* [TASK BRIEF]: Look through the entries below and count the lines with the word "kind" in them; give only the number.

* [INPUT FOR THIS TASK]:
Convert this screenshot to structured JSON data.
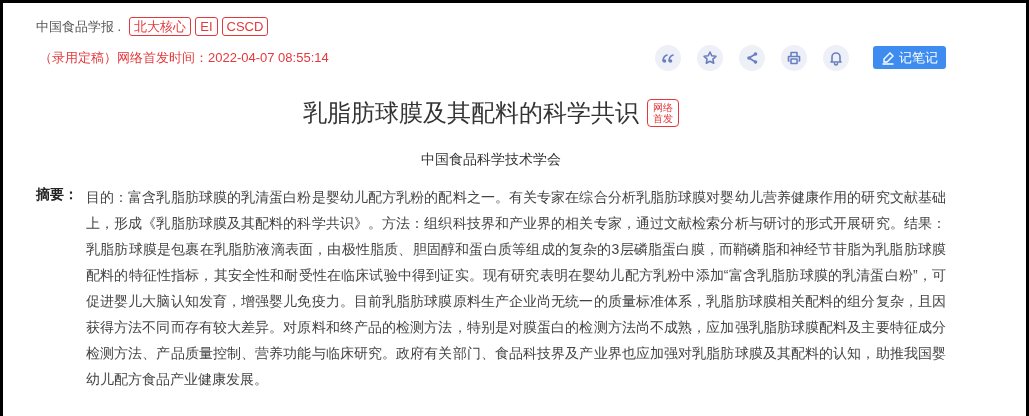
{
  "journal": {
    "name": "中国食品学报 .",
    "tags": [
      "北大核心",
      "EI",
      "CSCD"
    ]
  },
  "publish_info": "（录用定稿）网络首发时间：2022-04-07 08:55:14",
  "actions": [
    {
      "kind": "quote"
    },
    {
      "kind": "star"
    },
    {
      "kind": "share"
    },
    {
      "kind": "print"
    },
    {
      "kind": "bell"
    }
  ],
  "note_button": "记笔记",
  "title": "乳脂肪球膜及其配料的科学共识",
  "title_badge": "网络首发",
  "author": "中国食品科学技术学会",
  "abstract": {
    "label": "摘要：",
    "text": "目的：富含乳脂肪球膜的乳清蛋白粉是婴幼儿配方乳粉的配料之一。有关专家在综合分析乳脂肪球膜对婴幼儿营养健康作用的研究文献基础上，形成《乳脂肪球膜及其配料的科学共识》。方法：组织科技界和产业界的相关专家，通过文献检索分析与研讨的形式开展研究。结果：乳脂肪球膜是包裹在乳脂肪液滴表面，由极性脂质、胆固醇和蛋白质等组成的复杂的3层磷脂蛋白膜，而鞘磷脂和神经节苷脂为乳脂肪球膜配料的特征性指标，其安全性和耐受性在临床试验中得到证实。现有研究表明在婴幼儿配方乳粉中添加“富含乳脂肪球膜的乳清蛋白粉”，可促进婴儿大脑认知发育，增强婴儿免疫力。目前乳脂肪球膜原料生产企业尚无统一的质量标准体系，乳脂肪球膜相关配料的组分复杂，且因获得方法不同而存有较大差异。对原料和终产品的检测方法，特别是对膜蛋白的检测方法尚不成熟，应加强乳脂肪球膜配料及主要特征成分检测方法、产品质量控制、营养功能与临床研究。政府有关部门、食品科技界及产业界也应加强对乳脂肪球膜及其配料的认知，助推我国婴幼儿配方食品产业健康发展。"
  }
}
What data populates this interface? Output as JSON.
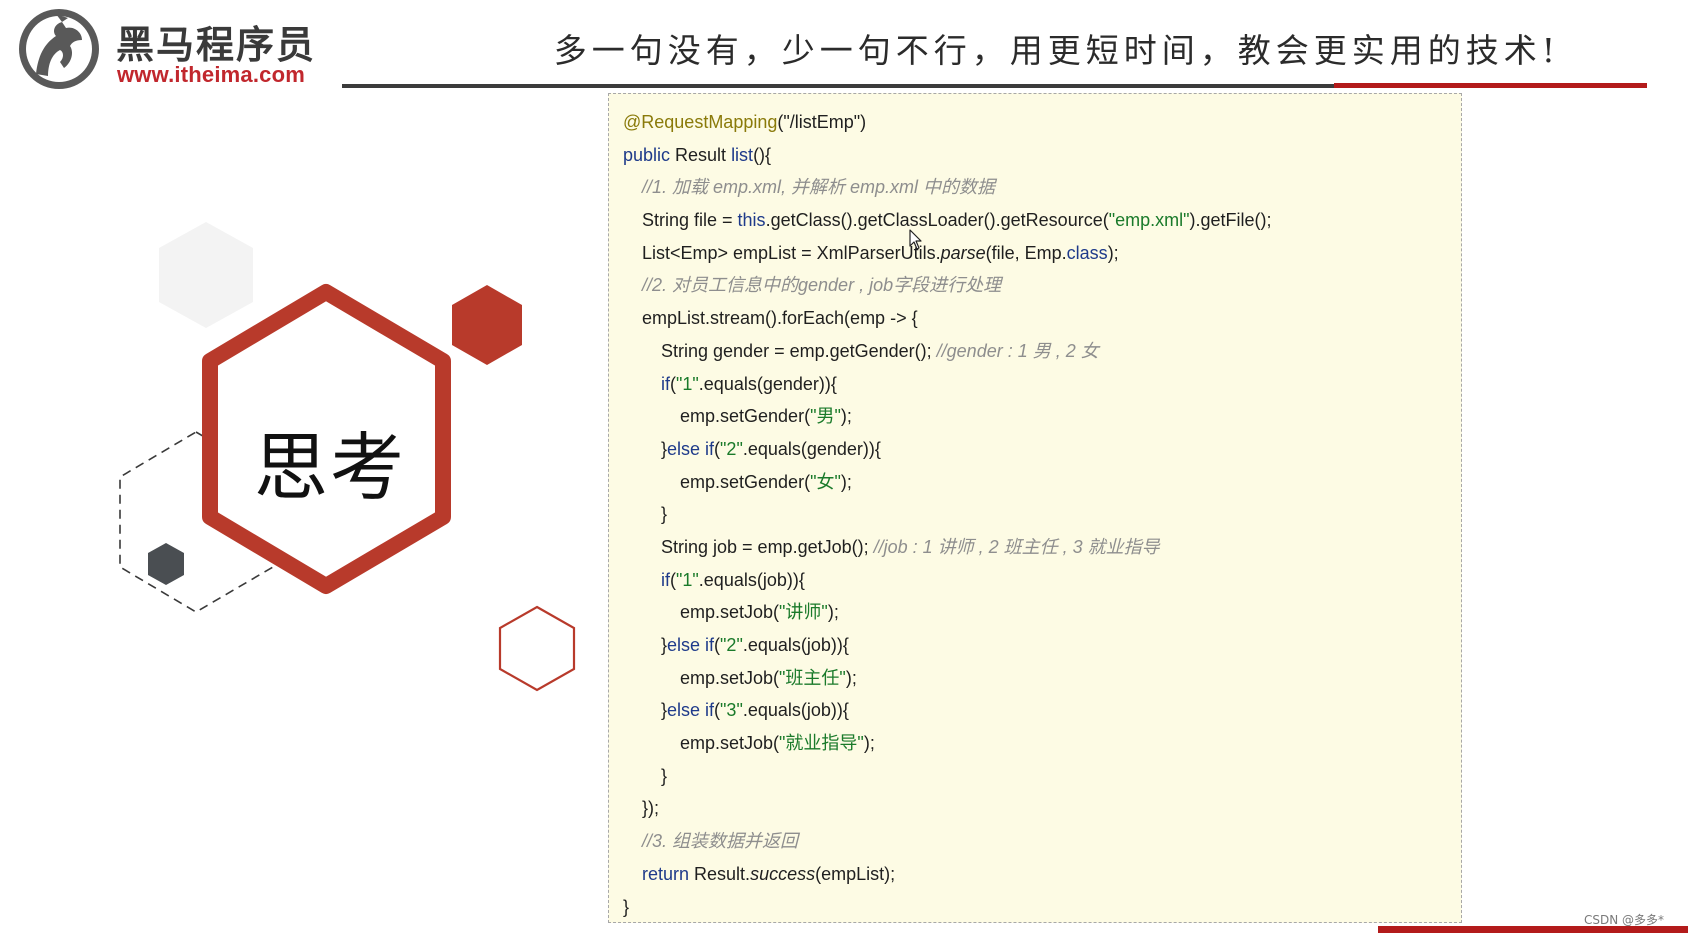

* [EXPECTED OUTPUT]: 5